## Available data
* begin *
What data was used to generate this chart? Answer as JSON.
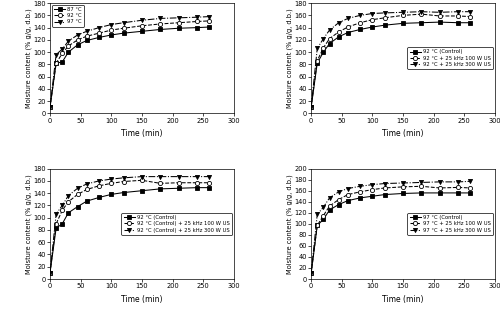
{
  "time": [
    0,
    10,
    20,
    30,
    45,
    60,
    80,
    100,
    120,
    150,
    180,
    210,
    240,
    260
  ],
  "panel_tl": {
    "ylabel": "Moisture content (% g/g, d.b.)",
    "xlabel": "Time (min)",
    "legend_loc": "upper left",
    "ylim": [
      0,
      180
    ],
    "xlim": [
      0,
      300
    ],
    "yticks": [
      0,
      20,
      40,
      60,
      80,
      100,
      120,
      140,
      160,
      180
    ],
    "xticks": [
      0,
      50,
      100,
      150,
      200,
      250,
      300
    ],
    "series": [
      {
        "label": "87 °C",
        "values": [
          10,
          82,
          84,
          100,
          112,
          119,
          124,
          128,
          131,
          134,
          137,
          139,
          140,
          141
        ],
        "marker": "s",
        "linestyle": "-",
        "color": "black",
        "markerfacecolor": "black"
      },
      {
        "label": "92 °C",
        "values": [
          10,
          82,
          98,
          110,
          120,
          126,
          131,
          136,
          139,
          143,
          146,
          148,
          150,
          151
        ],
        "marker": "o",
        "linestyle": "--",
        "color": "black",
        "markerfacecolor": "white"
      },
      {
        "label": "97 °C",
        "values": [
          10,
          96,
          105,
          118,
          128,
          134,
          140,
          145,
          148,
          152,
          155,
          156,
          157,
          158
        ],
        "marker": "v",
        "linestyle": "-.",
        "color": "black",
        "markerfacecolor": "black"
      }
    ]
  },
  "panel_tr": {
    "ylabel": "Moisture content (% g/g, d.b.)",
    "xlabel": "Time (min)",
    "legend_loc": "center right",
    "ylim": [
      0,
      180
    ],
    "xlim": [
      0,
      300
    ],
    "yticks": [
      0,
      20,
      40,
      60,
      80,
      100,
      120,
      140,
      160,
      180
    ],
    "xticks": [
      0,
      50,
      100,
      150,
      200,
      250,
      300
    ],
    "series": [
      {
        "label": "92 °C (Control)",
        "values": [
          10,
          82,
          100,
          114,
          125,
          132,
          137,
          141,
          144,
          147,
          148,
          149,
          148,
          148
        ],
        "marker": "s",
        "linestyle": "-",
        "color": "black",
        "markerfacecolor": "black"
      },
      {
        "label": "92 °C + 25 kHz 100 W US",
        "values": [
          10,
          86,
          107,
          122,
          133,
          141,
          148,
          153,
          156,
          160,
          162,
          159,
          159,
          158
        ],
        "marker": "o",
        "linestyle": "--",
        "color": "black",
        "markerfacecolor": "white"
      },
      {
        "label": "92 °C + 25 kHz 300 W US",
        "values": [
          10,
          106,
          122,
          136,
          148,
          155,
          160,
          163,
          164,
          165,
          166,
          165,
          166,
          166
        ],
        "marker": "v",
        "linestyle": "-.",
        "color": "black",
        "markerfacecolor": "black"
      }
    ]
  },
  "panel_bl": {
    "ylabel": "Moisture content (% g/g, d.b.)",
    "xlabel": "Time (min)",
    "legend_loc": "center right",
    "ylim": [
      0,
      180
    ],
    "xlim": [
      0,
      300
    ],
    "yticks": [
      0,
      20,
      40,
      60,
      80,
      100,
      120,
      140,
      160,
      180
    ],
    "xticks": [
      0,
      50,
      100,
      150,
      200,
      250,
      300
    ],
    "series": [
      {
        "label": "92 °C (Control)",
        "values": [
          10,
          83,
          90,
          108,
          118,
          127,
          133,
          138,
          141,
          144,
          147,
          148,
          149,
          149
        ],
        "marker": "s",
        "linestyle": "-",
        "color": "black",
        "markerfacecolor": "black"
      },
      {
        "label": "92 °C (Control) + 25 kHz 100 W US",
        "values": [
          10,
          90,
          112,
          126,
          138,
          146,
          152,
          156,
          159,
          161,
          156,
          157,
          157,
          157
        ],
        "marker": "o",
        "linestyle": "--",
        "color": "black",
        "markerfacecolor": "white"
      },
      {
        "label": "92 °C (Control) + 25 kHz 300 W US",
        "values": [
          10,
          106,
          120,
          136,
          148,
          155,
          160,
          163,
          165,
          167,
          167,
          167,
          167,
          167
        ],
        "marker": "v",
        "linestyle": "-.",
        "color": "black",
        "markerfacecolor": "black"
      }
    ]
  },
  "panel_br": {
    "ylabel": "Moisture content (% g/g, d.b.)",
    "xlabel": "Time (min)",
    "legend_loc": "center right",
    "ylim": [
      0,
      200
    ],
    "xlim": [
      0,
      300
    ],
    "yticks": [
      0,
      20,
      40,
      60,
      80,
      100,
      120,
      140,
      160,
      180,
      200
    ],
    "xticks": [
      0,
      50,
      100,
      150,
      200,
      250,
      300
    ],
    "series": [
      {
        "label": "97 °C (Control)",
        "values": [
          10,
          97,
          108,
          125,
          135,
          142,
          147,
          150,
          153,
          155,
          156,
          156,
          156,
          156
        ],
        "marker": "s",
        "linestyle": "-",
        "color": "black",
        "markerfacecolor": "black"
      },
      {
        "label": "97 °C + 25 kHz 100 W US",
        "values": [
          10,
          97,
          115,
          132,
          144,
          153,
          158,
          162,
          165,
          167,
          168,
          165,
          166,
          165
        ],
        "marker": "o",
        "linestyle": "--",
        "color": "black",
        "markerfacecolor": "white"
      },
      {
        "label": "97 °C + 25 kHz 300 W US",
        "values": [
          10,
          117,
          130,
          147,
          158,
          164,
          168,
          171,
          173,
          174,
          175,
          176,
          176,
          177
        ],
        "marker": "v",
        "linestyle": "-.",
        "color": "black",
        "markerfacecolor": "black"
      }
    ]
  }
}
* end *
## The problem
Write the listing out a second time exactly, dropping all images.

## Exercise output
What data was used to generate this chart? Answer as JSON.
{
  "time": [
    0,
    10,
    20,
    30,
    45,
    60,
    80,
    100,
    120,
    150,
    180,
    210,
    240,
    260
  ],
  "panel_tl": {
    "ylabel": "Moisture content (% g/g, d.b.)",
    "xlabel": "Time (min)",
    "legend_loc": "upper left",
    "ylim": [
      0,
      180
    ],
    "xlim": [
      0,
      300
    ],
    "yticks": [
      0,
      20,
      40,
      60,
      80,
      100,
      120,
      140,
      160,
      180
    ],
    "xticks": [
      0,
      50,
      100,
      150,
      200,
      250,
      300
    ],
    "series": [
      {
        "label": "87 °C",
        "values": [
          10,
          82,
          84,
          100,
          112,
          119,
          124,
          128,
          131,
          134,
          137,
          139,
          140,
          141
        ],
        "marker": "s",
        "linestyle": "-",
        "color": "black",
        "markerfacecolor": "black"
      },
      {
        "label": "92 °C",
        "values": [
          10,
          82,
          98,
          110,
          120,
          126,
          131,
          136,
          139,
          143,
          146,
          148,
          150,
          151
        ],
        "marker": "o",
        "linestyle": "--",
        "color": "black",
        "markerfacecolor": "white"
      },
      {
        "label": "97 °C",
        "values": [
          10,
          96,
          105,
          118,
          128,
          134,
          140,
          145,
          148,
          152,
          155,
          156,
          157,
          158
        ],
        "marker": "v",
        "linestyle": "-.",
        "color": "black",
        "markerfacecolor": "black"
      }
    ]
  },
  "panel_tr": {
    "ylabel": "Moisture content (% g/g, d.b.)",
    "xlabel": "Time (min)",
    "legend_loc": "center right",
    "ylim": [
      0,
      180
    ],
    "xlim": [
      0,
      300
    ],
    "yticks": [
      0,
      20,
      40,
      60,
      80,
      100,
      120,
      140,
      160,
      180
    ],
    "xticks": [
      0,
      50,
      100,
      150,
      200,
      250,
      300
    ],
    "series": [
      {
        "label": "92 °C (Control)",
        "values": [
          10,
          82,
          100,
          114,
          125,
          132,
          137,
          141,
          144,
          147,
          148,
          149,
          148,
          148
        ],
        "marker": "s",
        "linestyle": "-",
        "color": "black",
        "markerfacecolor": "black"
      },
      {
        "label": "92 °C + 25 kHz 100 W US",
        "values": [
          10,
          86,
          107,
          122,
          133,
          141,
          148,
          153,
          156,
          160,
          162,
          159,
          159,
          158
        ],
        "marker": "o",
        "linestyle": "--",
        "color": "black",
        "markerfacecolor": "white"
      },
      {
        "label": "92 °C + 25 kHz 300 W US",
        "values": [
          10,
          106,
          122,
          136,
          148,
          155,
          160,
          163,
          164,
          165,
          166,
          165,
          166,
          166
        ],
        "marker": "v",
        "linestyle": "-.",
        "color": "black",
        "markerfacecolor": "black"
      }
    ]
  },
  "panel_bl": {
    "ylabel": "Moisture content (% g/g, d.b.)",
    "xlabel": "Time (min)",
    "legend_loc": "center right",
    "ylim": [
      0,
      180
    ],
    "xlim": [
      0,
      300
    ],
    "yticks": [
      0,
      20,
      40,
      60,
      80,
      100,
      120,
      140,
      160,
      180
    ],
    "xticks": [
      0,
      50,
      100,
      150,
      200,
      250,
      300
    ],
    "series": [
      {
        "label": "92 °C (Control)",
        "values": [
          10,
          83,
          90,
          108,
          118,
          127,
          133,
          138,
          141,
          144,
          147,
          148,
          149,
          149
        ],
        "marker": "s",
        "linestyle": "-",
        "color": "black",
        "markerfacecolor": "black"
      },
      {
        "label": "92 °C (Control) + 25 kHz 100 W US",
        "values": [
          10,
          90,
          112,
          126,
          138,
          146,
          152,
          156,
          159,
          161,
          156,
          157,
          157,
          157
        ],
        "marker": "o",
        "linestyle": "--",
        "color": "black",
        "markerfacecolor": "white"
      },
      {
        "label": "92 °C (Control) + 25 kHz 300 W US",
        "values": [
          10,
          106,
          120,
          136,
          148,
          155,
          160,
          163,
          165,
          167,
          167,
          167,
          167,
          167
        ],
        "marker": "v",
        "linestyle": "-.",
        "color": "black",
        "markerfacecolor": "black"
      }
    ]
  },
  "panel_br": {
    "ylabel": "Moisture content (% g/g, d.b.)",
    "xlabel": "Time (min)",
    "legend_loc": "center right",
    "ylim": [
      0,
      200
    ],
    "xlim": [
      0,
      300
    ],
    "yticks": [
      0,
      20,
      40,
      60,
      80,
      100,
      120,
      140,
      160,
      180,
      200
    ],
    "xticks": [
      0,
      50,
      100,
      150,
      200,
      250,
      300
    ],
    "series": [
      {
        "label": "97 °C (Control)",
        "values": [
          10,
          97,
          108,
          125,
          135,
          142,
          147,
          150,
          153,
          155,
          156,
          156,
          156,
          156
        ],
        "marker": "s",
        "linestyle": "-",
        "color": "black",
        "markerfacecolor": "black"
      },
      {
        "label": "97 °C + 25 kHz 100 W US",
        "values": [
          10,
          97,
          115,
          132,
          144,
          153,
          158,
          162,
          165,
          167,
          168,
          165,
          166,
          165
        ],
        "marker": "o",
        "linestyle": "--",
        "color": "black",
        "markerfacecolor": "white"
      },
      {
        "label": "97 °C + 25 kHz 300 W US",
        "values": [
          10,
          117,
          130,
          147,
          158,
          164,
          168,
          171,
          173,
          174,
          175,
          176,
          176,
          177
        ],
        "marker": "v",
        "linestyle": "-.",
        "color": "black",
        "markerfacecolor": "black"
      }
    ]
  }
}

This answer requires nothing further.